### What needs to be done
Review the material and extract every line in which the word "Effects" occurs.

[BEGIN Extracted material]

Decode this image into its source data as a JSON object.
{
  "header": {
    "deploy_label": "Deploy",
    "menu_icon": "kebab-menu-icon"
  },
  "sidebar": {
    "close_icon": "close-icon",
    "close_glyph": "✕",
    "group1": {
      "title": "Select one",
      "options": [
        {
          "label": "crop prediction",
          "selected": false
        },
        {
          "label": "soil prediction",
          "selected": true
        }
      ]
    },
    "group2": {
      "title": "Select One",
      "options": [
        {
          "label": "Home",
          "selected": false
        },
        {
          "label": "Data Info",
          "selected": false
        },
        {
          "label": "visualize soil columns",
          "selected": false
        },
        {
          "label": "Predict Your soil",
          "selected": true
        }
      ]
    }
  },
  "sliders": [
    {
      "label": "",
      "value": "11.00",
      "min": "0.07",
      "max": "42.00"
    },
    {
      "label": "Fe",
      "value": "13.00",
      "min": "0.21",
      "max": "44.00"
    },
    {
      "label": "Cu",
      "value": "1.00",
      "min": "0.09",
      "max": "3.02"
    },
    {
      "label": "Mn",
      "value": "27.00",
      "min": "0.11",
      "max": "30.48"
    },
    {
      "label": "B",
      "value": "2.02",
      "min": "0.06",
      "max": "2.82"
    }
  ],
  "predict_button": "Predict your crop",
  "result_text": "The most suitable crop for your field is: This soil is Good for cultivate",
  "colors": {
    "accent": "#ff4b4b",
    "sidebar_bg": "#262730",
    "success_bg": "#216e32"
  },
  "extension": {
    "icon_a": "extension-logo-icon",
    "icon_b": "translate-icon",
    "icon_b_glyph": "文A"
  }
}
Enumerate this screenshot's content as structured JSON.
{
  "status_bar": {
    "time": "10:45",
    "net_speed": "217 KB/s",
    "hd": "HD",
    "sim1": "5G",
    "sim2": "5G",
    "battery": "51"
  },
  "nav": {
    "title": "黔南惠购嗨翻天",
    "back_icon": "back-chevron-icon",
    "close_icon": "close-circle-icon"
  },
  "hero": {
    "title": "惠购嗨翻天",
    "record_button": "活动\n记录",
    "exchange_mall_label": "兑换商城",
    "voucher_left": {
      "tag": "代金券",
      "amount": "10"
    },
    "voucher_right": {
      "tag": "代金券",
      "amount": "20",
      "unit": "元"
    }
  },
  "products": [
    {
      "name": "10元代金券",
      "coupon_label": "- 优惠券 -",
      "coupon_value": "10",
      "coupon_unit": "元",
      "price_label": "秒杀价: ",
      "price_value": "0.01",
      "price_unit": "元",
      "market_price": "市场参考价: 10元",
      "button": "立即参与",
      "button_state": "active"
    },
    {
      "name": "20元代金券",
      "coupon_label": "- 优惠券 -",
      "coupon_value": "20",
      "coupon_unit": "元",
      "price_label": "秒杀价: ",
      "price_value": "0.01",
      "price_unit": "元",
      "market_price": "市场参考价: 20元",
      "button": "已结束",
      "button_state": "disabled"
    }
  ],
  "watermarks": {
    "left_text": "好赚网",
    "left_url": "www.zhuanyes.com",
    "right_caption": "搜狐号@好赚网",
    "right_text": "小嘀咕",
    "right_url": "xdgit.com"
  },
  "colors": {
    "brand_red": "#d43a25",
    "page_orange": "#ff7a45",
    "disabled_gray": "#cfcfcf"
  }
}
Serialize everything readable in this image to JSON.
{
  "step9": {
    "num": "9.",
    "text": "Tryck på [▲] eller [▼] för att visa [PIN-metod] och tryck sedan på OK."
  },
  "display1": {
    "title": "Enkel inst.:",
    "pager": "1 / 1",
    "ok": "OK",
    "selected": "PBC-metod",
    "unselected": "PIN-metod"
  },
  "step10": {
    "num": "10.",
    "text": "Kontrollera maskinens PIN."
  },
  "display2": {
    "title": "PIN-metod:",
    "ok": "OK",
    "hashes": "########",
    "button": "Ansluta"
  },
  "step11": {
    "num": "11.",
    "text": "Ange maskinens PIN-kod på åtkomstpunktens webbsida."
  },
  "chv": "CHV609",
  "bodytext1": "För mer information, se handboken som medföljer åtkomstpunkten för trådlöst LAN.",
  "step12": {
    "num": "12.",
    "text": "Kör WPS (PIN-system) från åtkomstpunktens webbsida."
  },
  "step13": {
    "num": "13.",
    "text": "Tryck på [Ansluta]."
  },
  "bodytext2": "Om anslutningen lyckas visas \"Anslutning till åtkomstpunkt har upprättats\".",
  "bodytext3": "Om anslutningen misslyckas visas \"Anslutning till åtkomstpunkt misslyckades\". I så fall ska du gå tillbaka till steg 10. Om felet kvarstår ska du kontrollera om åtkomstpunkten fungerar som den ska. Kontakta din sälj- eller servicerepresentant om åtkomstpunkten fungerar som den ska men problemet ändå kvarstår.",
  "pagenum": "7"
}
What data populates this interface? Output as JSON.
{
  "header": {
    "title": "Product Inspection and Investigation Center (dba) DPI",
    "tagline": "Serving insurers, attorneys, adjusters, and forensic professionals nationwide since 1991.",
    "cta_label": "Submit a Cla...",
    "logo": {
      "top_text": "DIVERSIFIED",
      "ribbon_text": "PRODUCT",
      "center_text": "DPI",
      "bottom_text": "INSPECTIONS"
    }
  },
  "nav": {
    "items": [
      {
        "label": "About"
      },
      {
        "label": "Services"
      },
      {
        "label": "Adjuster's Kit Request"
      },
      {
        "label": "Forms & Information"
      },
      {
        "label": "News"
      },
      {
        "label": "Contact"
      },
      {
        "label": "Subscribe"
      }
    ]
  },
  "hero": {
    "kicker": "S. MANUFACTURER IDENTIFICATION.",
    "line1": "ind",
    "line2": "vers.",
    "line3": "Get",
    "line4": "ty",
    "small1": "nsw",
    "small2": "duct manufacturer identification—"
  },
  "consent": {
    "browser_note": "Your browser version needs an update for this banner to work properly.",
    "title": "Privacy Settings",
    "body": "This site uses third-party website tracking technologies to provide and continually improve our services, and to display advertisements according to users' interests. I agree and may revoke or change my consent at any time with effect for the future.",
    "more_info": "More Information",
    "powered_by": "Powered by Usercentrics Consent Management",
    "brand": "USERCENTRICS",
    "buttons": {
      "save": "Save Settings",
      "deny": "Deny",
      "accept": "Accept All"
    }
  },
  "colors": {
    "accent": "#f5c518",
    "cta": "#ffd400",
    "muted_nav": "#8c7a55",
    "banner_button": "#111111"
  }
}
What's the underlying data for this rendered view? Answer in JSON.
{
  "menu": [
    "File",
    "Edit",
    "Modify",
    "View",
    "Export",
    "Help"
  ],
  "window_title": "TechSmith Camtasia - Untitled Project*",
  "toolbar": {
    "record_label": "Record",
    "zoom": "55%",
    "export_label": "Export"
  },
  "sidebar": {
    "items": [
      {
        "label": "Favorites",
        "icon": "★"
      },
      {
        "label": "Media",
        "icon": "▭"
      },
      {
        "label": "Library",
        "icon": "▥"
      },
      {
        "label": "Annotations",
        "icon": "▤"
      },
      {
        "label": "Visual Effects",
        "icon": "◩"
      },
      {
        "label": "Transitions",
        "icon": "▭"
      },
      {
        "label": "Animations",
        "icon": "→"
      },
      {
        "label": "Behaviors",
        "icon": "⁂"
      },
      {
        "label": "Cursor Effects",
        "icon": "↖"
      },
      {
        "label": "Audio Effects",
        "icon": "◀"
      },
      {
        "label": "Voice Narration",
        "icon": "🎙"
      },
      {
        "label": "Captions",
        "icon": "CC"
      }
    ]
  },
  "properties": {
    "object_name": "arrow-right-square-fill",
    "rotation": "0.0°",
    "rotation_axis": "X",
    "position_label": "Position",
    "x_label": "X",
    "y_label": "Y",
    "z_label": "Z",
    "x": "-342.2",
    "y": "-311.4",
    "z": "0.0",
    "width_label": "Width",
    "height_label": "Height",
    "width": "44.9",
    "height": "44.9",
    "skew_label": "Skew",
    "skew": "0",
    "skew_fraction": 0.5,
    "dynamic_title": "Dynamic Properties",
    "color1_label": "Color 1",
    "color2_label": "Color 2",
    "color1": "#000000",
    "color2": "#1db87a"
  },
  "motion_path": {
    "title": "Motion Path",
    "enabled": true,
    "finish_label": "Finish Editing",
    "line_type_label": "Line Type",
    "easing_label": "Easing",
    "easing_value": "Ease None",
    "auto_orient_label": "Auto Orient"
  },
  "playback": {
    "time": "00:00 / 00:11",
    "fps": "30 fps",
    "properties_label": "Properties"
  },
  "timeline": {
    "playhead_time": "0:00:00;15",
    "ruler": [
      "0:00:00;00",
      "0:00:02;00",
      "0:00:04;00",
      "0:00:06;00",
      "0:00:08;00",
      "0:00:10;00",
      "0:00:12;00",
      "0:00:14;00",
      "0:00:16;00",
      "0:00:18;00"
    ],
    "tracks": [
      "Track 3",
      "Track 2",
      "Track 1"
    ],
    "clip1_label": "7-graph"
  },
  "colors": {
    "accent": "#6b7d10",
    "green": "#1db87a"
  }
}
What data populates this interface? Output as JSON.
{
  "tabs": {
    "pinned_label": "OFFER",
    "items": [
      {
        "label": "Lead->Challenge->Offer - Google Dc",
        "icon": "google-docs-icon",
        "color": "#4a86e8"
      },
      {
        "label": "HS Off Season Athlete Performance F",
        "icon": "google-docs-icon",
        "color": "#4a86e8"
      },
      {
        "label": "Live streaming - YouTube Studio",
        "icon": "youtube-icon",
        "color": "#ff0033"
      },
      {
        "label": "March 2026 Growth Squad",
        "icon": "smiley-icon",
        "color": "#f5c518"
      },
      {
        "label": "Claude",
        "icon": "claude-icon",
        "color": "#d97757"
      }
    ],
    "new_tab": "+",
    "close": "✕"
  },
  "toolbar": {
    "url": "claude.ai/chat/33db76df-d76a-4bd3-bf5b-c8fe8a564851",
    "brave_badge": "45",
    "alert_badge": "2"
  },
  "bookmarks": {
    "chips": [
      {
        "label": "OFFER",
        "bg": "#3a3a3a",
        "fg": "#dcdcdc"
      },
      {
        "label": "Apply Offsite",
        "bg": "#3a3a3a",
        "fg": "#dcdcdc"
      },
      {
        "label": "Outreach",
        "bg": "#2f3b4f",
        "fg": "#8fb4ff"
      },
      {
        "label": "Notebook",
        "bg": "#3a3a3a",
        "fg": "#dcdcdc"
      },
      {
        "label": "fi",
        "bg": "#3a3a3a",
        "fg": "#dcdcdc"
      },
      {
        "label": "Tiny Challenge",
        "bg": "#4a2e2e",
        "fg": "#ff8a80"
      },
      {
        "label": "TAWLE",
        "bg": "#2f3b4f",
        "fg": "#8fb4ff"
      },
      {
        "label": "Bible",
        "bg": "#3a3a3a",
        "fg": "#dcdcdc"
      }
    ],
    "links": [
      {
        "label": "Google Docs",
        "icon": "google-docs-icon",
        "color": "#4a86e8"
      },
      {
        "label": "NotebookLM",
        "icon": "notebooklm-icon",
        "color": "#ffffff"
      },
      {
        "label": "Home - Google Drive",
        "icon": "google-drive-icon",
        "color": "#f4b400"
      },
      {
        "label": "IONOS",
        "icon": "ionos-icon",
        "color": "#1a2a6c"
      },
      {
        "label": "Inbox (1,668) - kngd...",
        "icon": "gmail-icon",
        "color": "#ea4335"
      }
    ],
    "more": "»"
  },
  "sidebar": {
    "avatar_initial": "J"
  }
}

[END Extracted material]

### Reply to the exercise
        "label": "Visual Effects",
        "label": "Cursor Effects",
        "label": "Audio Effects",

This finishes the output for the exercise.